Select all lines holding the word "people" from the entries that follow.

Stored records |
--- --- ---
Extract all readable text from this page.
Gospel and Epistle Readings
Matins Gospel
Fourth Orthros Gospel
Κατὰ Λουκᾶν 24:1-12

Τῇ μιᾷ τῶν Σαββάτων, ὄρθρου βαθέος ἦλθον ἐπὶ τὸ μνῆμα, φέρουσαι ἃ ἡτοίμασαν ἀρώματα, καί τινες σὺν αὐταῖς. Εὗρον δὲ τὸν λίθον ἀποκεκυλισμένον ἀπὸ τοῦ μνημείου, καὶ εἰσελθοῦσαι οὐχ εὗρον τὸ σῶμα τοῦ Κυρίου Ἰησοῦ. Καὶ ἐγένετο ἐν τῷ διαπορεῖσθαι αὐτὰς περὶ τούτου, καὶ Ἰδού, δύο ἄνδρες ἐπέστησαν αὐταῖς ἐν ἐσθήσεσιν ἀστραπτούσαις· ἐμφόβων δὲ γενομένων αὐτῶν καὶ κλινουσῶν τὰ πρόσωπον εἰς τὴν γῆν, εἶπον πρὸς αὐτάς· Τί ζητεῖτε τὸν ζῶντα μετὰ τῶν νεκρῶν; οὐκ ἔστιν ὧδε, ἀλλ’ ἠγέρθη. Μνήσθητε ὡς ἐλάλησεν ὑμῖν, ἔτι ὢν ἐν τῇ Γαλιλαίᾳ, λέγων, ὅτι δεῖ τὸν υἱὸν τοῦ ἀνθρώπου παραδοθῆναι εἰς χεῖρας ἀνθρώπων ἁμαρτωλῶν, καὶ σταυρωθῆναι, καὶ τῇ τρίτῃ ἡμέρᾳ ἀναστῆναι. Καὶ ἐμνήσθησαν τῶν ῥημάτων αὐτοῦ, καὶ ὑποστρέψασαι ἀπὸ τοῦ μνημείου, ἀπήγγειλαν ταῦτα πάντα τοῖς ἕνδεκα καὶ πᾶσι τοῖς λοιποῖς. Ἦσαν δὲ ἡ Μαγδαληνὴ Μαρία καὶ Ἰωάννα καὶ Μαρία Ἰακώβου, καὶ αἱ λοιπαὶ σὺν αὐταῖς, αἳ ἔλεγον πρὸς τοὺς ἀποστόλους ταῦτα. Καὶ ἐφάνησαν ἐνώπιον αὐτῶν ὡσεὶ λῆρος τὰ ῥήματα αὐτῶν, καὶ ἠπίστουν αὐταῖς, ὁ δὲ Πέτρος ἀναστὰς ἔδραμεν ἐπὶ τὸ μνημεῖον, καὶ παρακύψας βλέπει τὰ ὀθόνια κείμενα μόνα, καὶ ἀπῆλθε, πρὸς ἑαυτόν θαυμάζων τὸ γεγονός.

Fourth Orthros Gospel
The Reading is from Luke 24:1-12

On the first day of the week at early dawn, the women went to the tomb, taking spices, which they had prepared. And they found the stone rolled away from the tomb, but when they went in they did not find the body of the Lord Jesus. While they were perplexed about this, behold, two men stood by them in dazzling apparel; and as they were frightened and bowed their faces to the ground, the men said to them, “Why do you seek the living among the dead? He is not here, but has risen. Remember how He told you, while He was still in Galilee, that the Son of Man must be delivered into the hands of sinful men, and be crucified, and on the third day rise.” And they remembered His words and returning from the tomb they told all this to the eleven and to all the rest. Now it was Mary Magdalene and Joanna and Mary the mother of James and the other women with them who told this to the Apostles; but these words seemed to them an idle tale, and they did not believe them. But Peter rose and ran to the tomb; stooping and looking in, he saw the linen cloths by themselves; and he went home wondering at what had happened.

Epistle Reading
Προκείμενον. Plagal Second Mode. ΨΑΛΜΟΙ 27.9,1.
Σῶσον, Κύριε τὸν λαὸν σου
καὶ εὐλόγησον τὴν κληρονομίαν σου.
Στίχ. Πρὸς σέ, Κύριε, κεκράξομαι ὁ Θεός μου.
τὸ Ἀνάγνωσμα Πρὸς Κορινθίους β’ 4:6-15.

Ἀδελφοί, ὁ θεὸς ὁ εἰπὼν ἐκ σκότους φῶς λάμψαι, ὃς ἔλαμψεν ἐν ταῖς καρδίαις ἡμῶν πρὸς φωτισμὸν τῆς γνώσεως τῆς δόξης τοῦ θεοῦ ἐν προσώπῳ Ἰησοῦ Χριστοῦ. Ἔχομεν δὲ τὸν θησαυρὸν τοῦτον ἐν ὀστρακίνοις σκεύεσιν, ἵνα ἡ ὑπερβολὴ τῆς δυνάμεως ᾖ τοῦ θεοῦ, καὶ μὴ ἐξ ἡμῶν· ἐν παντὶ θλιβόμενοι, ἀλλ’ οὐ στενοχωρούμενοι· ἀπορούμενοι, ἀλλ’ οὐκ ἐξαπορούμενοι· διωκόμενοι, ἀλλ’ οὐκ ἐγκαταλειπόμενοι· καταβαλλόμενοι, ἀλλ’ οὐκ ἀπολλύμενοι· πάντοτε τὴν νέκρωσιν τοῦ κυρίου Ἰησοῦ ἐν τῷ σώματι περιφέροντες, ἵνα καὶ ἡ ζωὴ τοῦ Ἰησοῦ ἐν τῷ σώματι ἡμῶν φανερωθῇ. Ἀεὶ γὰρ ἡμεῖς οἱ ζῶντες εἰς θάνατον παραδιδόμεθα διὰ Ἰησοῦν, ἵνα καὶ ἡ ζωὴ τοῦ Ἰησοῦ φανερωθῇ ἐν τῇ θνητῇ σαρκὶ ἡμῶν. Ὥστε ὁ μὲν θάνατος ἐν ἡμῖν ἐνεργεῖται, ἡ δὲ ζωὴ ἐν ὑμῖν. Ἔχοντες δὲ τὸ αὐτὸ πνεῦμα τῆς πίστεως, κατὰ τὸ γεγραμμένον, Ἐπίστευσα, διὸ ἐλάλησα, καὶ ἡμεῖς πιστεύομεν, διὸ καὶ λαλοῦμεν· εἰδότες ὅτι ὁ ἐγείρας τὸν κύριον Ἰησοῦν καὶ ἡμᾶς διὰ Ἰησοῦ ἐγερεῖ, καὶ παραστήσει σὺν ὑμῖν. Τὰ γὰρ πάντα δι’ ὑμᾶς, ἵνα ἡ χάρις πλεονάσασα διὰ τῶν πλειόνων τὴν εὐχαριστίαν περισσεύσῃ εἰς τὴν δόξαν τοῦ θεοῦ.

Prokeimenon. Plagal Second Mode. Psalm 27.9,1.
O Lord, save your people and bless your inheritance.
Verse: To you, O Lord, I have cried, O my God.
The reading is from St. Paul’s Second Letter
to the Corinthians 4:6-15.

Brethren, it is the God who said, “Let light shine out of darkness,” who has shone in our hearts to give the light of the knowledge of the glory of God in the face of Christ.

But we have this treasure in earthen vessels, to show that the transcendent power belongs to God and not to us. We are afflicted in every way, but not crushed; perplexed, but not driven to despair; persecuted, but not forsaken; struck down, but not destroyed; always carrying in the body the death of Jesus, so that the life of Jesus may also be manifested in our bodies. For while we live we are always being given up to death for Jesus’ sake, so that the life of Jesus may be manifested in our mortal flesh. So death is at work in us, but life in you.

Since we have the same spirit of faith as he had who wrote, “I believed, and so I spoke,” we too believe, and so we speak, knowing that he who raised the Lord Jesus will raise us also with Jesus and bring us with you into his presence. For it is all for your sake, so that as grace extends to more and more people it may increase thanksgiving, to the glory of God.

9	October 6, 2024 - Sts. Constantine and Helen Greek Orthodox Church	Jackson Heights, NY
--- --- ---
Expected answer |
O Lord, save your people and bless your inheritance.
Since we have the same spirit of faith as he had who wrote, “I believed, and so I spoke,” we too believe, and so we speak, knowing that he who raised the Lord Jesus will raise us also with Jesus and bring us with you into his presence. For it is all for your sake, so that as grace extends to more and more people it may increase thanksgiving, to the glory of God.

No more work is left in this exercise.